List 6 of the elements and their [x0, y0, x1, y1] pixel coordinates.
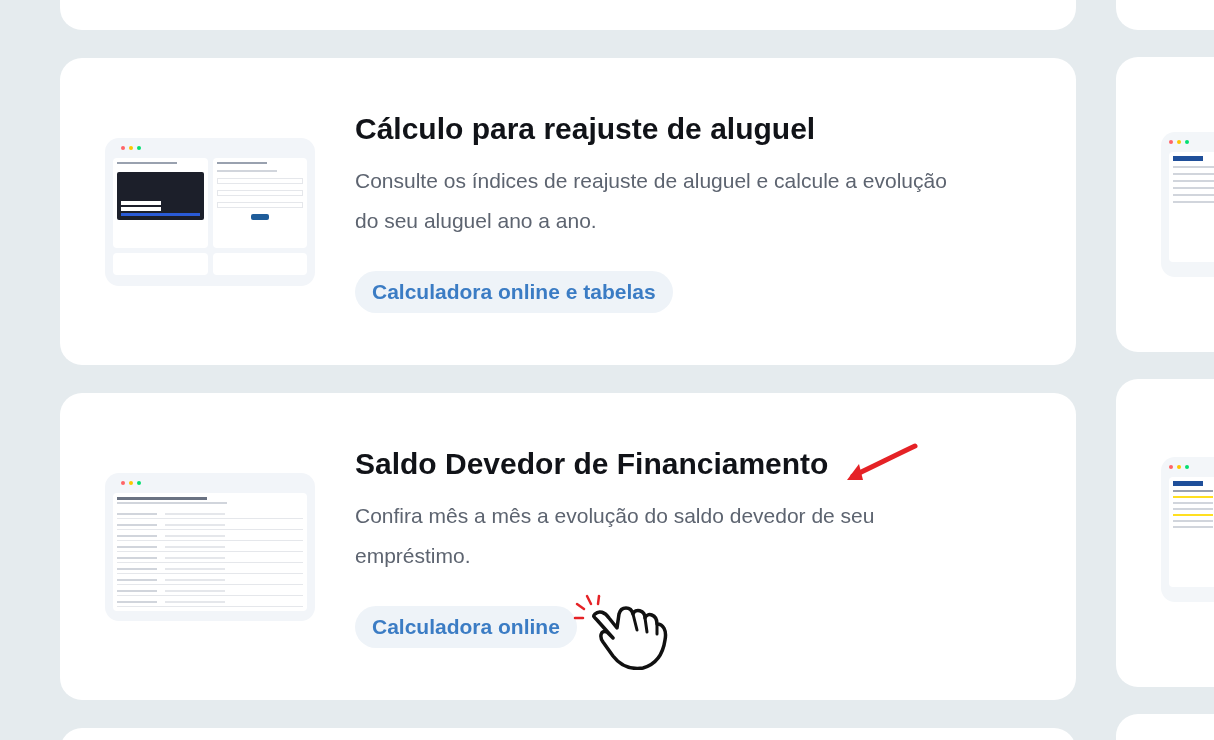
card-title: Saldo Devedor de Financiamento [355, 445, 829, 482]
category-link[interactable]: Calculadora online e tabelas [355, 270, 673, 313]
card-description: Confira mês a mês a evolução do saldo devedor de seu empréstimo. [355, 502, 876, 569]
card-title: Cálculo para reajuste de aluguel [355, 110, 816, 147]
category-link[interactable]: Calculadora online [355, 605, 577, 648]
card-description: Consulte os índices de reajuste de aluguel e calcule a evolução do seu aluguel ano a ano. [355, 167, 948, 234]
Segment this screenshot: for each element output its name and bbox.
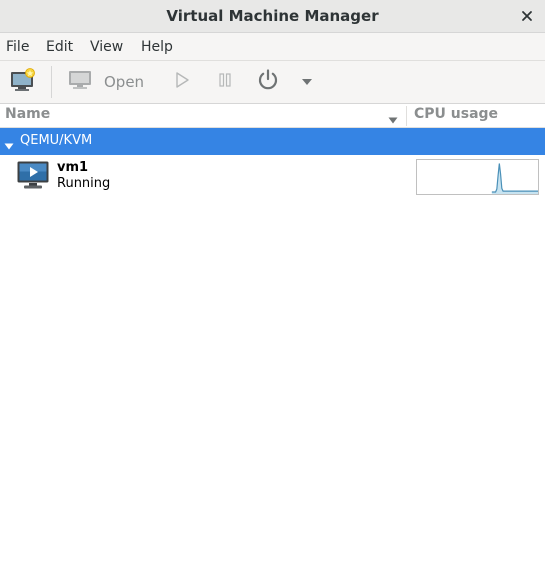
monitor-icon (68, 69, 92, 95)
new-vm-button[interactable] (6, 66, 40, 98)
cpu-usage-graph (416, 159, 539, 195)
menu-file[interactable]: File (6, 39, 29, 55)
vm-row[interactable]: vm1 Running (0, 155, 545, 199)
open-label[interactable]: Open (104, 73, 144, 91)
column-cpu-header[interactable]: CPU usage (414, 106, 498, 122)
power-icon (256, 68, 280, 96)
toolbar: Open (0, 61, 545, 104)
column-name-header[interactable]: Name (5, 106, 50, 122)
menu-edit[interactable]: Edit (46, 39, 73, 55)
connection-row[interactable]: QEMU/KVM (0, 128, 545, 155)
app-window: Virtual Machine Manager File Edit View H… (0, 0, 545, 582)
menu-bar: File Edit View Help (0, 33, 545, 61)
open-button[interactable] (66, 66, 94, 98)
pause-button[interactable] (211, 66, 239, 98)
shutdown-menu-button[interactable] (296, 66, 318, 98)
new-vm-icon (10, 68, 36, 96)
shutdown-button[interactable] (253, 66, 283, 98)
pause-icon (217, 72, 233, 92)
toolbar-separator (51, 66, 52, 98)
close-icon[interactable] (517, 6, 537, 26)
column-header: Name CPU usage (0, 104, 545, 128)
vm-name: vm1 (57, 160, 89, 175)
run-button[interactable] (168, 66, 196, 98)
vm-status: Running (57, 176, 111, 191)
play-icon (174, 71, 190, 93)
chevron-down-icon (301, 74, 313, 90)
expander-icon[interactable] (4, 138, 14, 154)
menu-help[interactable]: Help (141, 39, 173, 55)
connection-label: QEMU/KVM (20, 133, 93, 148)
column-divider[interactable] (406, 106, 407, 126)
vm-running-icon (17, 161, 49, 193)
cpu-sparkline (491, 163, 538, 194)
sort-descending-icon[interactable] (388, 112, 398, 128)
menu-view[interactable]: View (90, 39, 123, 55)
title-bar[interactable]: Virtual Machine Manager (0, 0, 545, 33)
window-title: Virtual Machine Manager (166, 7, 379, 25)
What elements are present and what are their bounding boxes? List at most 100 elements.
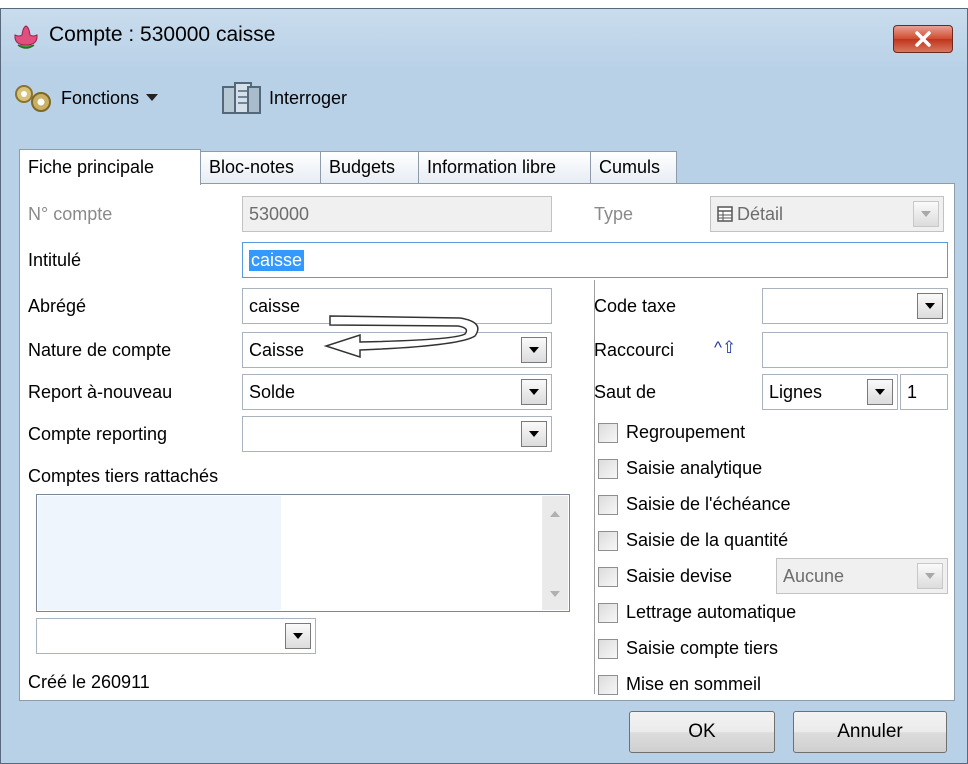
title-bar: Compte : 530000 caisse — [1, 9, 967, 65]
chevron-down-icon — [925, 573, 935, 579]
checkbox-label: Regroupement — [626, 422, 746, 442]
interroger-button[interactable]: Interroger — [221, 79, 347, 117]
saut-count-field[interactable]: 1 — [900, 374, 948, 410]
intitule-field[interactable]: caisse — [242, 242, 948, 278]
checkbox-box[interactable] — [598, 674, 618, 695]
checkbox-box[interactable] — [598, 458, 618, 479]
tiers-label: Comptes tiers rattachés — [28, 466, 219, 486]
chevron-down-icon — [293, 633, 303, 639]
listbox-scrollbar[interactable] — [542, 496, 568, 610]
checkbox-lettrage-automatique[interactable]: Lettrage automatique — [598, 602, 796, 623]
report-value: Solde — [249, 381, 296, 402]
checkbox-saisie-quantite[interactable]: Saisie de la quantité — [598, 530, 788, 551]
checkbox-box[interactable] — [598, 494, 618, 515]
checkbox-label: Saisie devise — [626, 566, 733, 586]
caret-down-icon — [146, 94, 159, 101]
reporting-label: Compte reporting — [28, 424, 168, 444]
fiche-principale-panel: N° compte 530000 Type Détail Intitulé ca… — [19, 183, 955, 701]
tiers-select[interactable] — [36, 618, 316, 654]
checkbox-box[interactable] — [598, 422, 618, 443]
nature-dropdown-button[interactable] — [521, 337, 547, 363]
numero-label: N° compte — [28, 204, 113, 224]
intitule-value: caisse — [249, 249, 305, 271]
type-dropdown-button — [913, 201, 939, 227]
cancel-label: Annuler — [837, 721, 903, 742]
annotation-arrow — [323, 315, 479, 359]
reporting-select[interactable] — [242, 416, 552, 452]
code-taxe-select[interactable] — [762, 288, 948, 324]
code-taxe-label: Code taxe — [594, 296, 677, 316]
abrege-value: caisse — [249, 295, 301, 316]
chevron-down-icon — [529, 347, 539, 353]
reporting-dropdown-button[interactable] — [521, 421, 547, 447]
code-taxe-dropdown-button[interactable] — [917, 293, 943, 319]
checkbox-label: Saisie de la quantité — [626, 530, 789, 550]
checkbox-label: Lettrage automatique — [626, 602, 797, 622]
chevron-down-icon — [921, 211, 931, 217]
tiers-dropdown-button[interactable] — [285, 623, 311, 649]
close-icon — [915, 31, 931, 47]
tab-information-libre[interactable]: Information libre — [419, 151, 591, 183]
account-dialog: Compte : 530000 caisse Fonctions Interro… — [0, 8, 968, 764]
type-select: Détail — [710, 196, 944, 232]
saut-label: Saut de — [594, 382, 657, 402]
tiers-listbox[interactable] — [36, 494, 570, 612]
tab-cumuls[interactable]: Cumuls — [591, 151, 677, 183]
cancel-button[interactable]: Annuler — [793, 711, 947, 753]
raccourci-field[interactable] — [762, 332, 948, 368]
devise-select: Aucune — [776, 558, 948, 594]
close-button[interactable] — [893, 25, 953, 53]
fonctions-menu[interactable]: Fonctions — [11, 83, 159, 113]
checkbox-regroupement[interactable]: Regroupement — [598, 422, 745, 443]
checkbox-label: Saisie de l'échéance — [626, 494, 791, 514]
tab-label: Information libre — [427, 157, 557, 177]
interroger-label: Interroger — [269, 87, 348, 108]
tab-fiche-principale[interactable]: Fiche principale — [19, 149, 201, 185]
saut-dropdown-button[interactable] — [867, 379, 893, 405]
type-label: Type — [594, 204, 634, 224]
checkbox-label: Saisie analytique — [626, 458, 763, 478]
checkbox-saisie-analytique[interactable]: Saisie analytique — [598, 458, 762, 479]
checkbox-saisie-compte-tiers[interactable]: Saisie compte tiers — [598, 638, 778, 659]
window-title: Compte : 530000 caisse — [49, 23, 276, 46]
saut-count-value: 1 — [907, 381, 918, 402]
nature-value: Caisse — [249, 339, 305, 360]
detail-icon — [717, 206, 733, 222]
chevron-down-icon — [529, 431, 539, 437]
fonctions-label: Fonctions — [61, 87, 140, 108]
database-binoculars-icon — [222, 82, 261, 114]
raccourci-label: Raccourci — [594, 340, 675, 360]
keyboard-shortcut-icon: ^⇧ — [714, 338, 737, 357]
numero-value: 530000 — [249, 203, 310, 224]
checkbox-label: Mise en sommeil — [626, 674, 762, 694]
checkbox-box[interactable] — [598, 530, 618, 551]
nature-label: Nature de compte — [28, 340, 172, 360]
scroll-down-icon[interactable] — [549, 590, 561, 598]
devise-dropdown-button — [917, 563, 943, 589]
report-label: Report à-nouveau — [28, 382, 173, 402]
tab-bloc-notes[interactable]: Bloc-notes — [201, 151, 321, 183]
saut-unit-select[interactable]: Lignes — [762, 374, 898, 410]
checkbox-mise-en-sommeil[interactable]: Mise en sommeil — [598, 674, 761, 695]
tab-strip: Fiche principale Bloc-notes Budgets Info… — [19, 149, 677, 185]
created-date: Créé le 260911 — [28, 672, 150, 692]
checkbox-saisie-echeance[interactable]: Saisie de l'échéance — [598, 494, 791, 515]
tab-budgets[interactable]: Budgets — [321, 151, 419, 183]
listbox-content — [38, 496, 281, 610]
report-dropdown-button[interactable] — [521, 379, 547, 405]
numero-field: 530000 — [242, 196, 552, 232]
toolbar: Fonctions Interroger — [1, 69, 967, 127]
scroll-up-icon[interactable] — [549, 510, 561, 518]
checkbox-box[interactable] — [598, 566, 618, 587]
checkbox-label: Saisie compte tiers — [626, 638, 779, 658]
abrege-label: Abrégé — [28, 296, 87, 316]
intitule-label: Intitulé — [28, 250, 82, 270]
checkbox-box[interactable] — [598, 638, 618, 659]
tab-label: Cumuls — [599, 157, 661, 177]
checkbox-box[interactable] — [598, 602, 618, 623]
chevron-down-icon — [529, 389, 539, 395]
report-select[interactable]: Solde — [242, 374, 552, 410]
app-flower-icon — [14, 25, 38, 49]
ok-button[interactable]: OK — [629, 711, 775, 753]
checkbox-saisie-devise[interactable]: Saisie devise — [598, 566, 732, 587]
----------
[Written exercise]: Retype everything from the start of the items down to the line containing "Segment this screenshot: for", including that line, and leave the pictures out of your answer.

[Response to the exercise]:
List 6 of the elements and their [x0, y0, x1, y1] pixel coordinates.
card-title: Saldo Devedor de Financiamento [355, 445, 829, 482]
category-link[interactable]: Calculadora online e tabelas [355, 270, 673, 313]
card-description: Confira mês a mês a evolução do saldo devedor de seu empréstimo. [355, 502, 876, 569]
card-title: Cálculo para reajuste de aluguel [355, 110, 816, 147]
category-link[interactable]: Calculadora online [355, 605, 577, 648]
card-description: Consulte os índices de reajuste de aluguel e calcule a evolução do seu aluguel ano a ano. [355, 167, 948, 234]
Segment this screenshot: for each element output its name and bbox.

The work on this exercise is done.